• Listed entries

____________________

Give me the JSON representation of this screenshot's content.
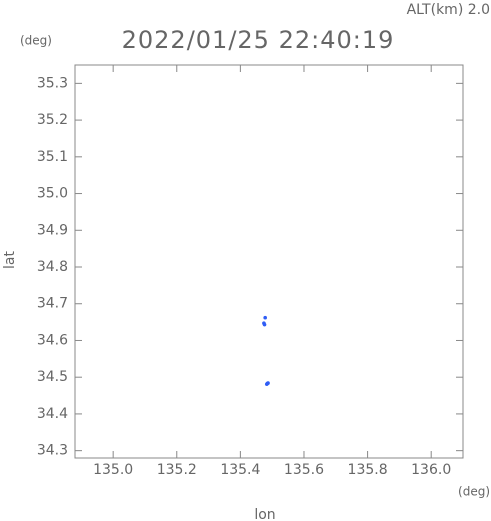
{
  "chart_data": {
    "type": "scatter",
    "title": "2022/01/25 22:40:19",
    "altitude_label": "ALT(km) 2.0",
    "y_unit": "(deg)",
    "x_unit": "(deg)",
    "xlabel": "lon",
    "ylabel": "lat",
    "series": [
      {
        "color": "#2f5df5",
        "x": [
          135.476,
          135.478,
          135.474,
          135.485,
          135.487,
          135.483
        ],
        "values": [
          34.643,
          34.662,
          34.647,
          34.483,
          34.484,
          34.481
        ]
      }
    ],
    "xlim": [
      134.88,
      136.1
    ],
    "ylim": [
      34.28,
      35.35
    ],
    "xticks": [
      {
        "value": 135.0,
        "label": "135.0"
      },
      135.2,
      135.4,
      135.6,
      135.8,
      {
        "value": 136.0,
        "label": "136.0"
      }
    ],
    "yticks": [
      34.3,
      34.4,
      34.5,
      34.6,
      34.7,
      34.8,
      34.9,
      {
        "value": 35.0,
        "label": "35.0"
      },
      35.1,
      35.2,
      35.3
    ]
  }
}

____________________

• Task prompt
In your copy of the listing above, reproduce each line exactly and omit all pictures.

• Correct result
Give me the JSON representation of this screenshot's content.
{
  "chart_data": {
    "type": "scatter",
    "title": "2022/01/25 22:40:19",
    "altitude_label": "ALT(km) 2.0",
    "y_unit": "(deg)",
    "x_unit": "(deg)",
    "xlabel": "lon",
    "ylabel": "lat",
    "series": [
      {
        "color": "#2f5df5",
        "x": [
          135.476,
          135.478,
          135.474,
          135.485,
          135.487,
          135.483
        ],
        "values": [
          34.643,
          34.662,
          34.647,
          34.483,
          34.484,
          34.481
        ]
      }
    ],
    "xlim": [
      134.88,
      136.1
    ],
    "ylim": [
      34.28,
      35.35
    ],
    "xticks": [
      {
        "value": 135.0,
        "label": "135.0"
      },
      135.2,
      135.4,
      135.6,
      135.8,
      {
        "value": 136.0,
        "label": "136.0"
      }
    ],
    "yticks": [
      34.3,
      34.4,
      34.5,
      34.6,
      34.7,
      34.8,
      34.9,
      {
        "value": 35.0,
        "label": "35.0"
      },
      35.1,
      35.2,
      35.3
    ]
  }
}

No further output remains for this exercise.